● **DATASET CONTENT**
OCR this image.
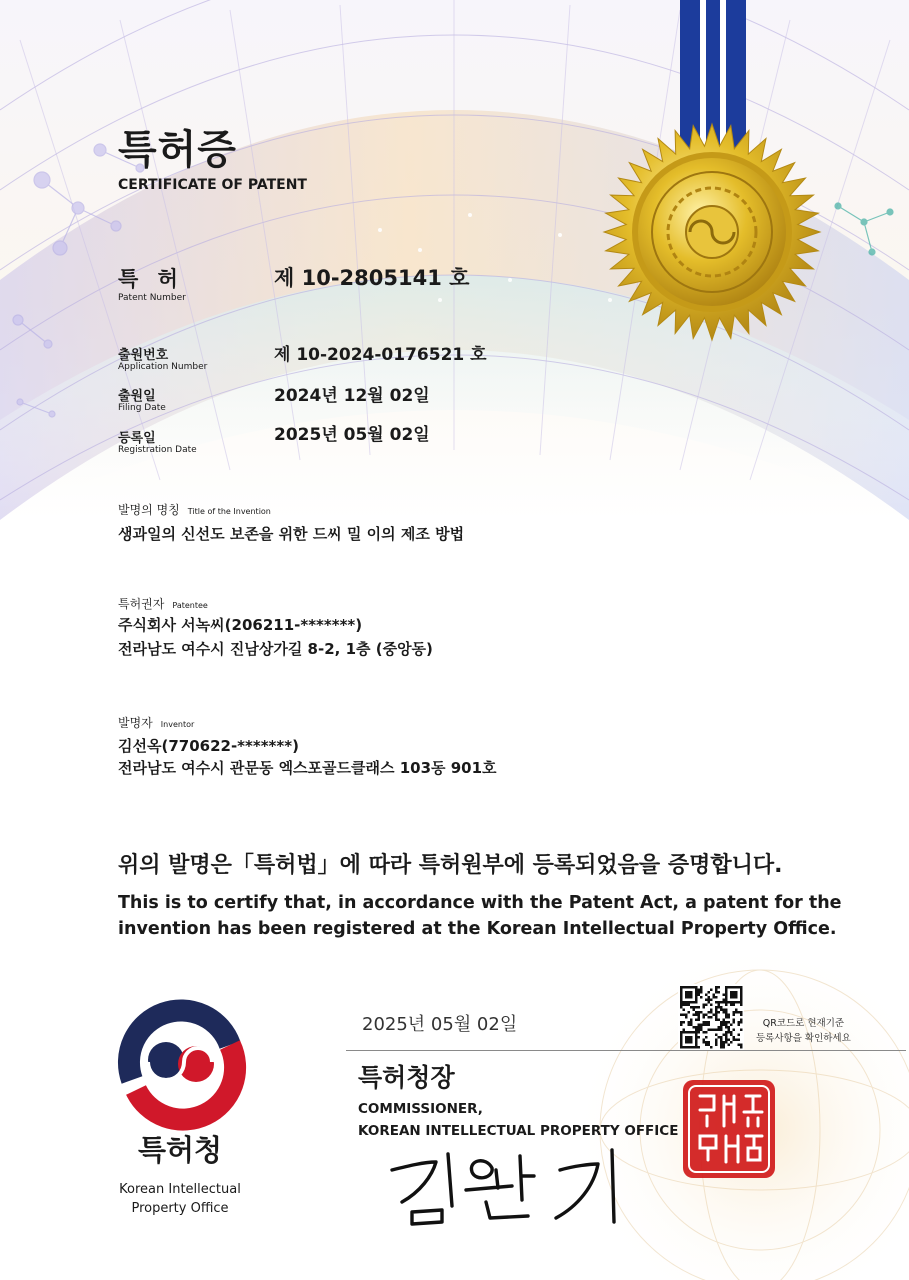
특허증
CERTIFICATE OF PATENT
특 허
Patent Number
제 10-2805141 호
출원번호
Application Number
제 10-2024-0176521 호
출원일
Filing Date
2024년 12월 02일
등록일
Registration Date
2025년 05월 02일
발명의 명칭 Title of the Invention
생과일의 신선도 보존을 위한 드씨 밀 이의 제조 방법
특허권자 Patentee
주식회사 서녹씨(206211-*******)
전라남도 여수시 진남상가길 8-2, 1층 (중앙동)
발명자 Inventor
김선옥(770622-*******)
전라남도 여수시 관문동 엑스포골드클래스 103동 901호
위의 발명은「특허법」에 따라 특허원부에 등록되었음을 증명합니다.
This is to certify that, in accordance with the Patent Act, a patent for the
invention has been registered at the Korean Intellectual Property Office.
2025년 05월 02일
특허청장
COMMISSIONER,
KOREAN INTELLECTUAL PROPERTY OFFICE
QR코드로 현재기준
등록사항을 확인하세요
특허청
Korean Intellectual
Property Office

● **GIVEN INSTRUCTION**
Say how many lines have the string "전라남도" in them, offering no words beyond the number.

● **CORRECT OUTPUT**
2